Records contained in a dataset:
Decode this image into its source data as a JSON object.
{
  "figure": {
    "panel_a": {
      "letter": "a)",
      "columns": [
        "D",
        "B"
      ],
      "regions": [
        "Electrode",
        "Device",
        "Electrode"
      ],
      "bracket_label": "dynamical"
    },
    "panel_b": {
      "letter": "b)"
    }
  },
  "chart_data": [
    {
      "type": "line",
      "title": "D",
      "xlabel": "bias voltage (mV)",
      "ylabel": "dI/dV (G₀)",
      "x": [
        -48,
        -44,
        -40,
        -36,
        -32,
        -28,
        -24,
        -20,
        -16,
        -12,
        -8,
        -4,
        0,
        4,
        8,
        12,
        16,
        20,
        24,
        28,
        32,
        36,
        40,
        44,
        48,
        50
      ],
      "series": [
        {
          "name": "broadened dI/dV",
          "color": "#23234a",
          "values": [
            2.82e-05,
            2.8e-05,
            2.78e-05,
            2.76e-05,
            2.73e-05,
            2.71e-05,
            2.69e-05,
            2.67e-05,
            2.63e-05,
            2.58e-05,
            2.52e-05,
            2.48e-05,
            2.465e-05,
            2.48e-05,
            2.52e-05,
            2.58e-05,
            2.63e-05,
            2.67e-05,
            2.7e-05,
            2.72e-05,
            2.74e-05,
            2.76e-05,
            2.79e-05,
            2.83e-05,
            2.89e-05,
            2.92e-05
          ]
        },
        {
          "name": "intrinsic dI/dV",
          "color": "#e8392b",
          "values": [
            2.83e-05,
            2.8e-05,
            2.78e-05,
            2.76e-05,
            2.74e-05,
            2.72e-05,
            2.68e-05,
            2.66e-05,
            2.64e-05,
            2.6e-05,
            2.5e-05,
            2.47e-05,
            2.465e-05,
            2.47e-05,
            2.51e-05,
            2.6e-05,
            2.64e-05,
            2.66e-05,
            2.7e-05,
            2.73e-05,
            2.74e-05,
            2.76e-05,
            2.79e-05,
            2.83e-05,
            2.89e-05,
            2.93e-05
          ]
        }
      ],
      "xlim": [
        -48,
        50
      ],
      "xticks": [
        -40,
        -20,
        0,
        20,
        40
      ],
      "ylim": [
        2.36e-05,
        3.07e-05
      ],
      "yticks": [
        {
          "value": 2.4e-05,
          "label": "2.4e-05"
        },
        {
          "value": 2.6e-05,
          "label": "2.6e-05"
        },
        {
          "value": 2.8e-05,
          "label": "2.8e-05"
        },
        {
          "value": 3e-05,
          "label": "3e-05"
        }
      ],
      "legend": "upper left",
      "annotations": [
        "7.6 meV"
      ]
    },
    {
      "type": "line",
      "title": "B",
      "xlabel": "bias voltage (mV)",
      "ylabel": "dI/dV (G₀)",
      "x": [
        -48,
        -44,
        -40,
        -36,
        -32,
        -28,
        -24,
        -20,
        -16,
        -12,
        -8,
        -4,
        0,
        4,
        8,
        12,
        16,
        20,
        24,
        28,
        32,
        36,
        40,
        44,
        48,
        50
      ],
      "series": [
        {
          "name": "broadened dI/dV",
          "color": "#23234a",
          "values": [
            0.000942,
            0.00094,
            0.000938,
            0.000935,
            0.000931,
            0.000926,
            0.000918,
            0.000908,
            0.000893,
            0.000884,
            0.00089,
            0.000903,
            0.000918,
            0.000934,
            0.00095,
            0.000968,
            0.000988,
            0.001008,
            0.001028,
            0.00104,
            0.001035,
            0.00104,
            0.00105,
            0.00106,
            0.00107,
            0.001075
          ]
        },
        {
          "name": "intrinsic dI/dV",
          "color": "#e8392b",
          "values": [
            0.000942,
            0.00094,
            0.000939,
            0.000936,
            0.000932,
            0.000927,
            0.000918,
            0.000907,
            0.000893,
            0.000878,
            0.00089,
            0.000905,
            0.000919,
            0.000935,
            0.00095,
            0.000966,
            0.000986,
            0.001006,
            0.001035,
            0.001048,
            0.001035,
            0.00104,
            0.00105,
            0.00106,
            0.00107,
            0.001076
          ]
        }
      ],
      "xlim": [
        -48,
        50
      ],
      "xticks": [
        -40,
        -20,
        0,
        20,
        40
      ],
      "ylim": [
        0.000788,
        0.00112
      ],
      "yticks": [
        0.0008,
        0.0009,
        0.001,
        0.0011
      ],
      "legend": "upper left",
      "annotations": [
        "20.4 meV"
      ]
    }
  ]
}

CHALLENGE: Reproduce every record, matching each line exactly.

FINAL RESULT:
Decode this image into its source data as a JSON object.
{
  "figure": {
    "panel_a": {
      "letter": "a)",
      "columns": [
        "D",
        "B"
      ],
      "regions": [
        "Electrode",
        "Device",
        "Electrode"
      ],
      "bracket_label": "dynamical"
    },
    "panel_b": {
      "letter": "b)"
    }
  },
  "chart_data": [
    {
      "type": "line",
      "title": "D",
      "xlabel": "bias voltage (mV)",
      "ylabel": "dI/dV (G₀)",
      "x": [
        -48,
        -44,
        -40,
        -36,
        -32,
        -28,
        -24,
        -20,
        -16,
        -12,
        -8,
        -4,
        0,
        4,
        8,
        12,
        16,
        20,
        24,
        28,
        32,
        36,
        40,
        44,
        48,
        50
      ],
      "series": [
        {
          "name": "broadened dI/dV",
          "color": "#23234a",
          "values": [
            2.82e-05,
            2.8e-05,
            2.78e-05,
            2.76e-05,
            2.73e-05,
            2.71e-05,
            2.69e-05,
            2.67e-05,
            2.63e-05,
            2.58e-05,
            2.52e-05,
            2.48e-05,
            2.465e-05,
            2.48e-05,
            2.52e-05,
            2.58e-05,
            2.63e-05,
            2.67e-05,
            2.7e-05,
            2.72e-05,
            2.74e-05,
            2.76e-05,
            2.79e-05,
            2.83e-05,
            2.89e-05,
            2.92e-05
          ]
        },
        {
          "name": "intrinsic dI/dV",
          "color": "#e8392b",
          "values": [
            2.83e-05,
            2.8e-05,
            2.78e-05,
            2.76e-05,
            2.74e-05,
            2.72e-05,
            2.68e-05,
            2.66e-05,
            2.64e-05,
            2.6e-05,
            2.5e-05,
            2.47e-05,
            2.465e-05,
            2.47e-05,
            2.51e-05,
            2.6e-05,
            2.64e-05,
            2.66e-05,
            2.7e-05,
            2.73e-05,
            2.74e-05,
            2.76e-05,
            2.79e-05,
            2.83e-05,
            2.89e-05,
            2.93e-05
          ]
        }
      ],
      "xlim": [
        -48,
        50
      ],
      "xticks": [
        -40,
        -20,
        0,
        20,
        40
      ],
      "ylim": [
        2.36e-05,
        3.07e-05
      ],
      "yticks": [
        {
          "value": 2.4e-05,
          "label": "2.4e-05"
        },
        {
          "value": 2.6e-05,
          "label": "2.6e-05"
        },
        {
          "value": 2.8e-05,
          "label": "2.8e-05"
        },
        {
          "value": 3e-05,
          "label": "3e-05"
        }
      ],
      "legend": "upper left",
      "annotations": [
        "7.6 meV"
      ]
    },
    {
      "type": "line",
      "title": "B",
      "xlabel": "bias voltage (mV)",
      "ylabel": "dI/dV (G₀)",
      "x": [
        -48,
        -44,
        -40,
        -36,
        -32,
        -28,
        -24,
        -20,
        -16,
        -12,
        -8,
        -4,
        0,
        4,
        8,
        12,
        16,
        20,
        24,
        28,
        32,
        36,
        40,
        44,
        48,
        50
      ],
      "series": [
        {
          "name": "broadened dI/dV",
          "color": "#23234a",
          "values": [
            0.000942,
            0.00094,
            0.000938,
            0.000935,
            0.000931,
            0.000926,
            0.000918,
            0.000908,
            0.000893,
            0.000884,
            0.00089,
            0.000903,
            0.000918,
            0.000934,
            0.00095,
            0.000968,
            0.000988,
            0.001008,
            0.001028,
            0.00104,
            0.001035,
            0.00104,
            0.00105,
            0.00106,
            0.00107,
            0.001075
          ]
        },
        {
          "name": "intrinsic dI/dV",
          "color": "#e8392b",
          "values": [
            0.000942,
            0.00094,
            0.000939,
            0.000936,
            0.000932,
            0.000927,
            0.000918,
            0.000907,
            0.000893,
            0.000878,
            0.00089,
            0.000905,
            0.000919,
            0.000935,
            0.00095,
            0.000966,
            0.000986,
            0.001006,
            0.001035,
            0.001048,
            0.001035,
            0.00104,
            0.00105,
            0.00106,
            0.00107,
            0.001076
          ]
        }
      ],
      "xlim": [
        -48,
        50
      ],
      "xticks": [
        -40,
        -20,
        0,
        20,
        40
      ],
      "ylim": [
        0.000788,
        0.00112
      ],
      "yticks": [
        0.0008,
        0.0009,
        0.001,
        0.0011
      ],
      "legend": "upper left",
      "annotations": [
        "20.4 meV"
      ]
    }
  ]
}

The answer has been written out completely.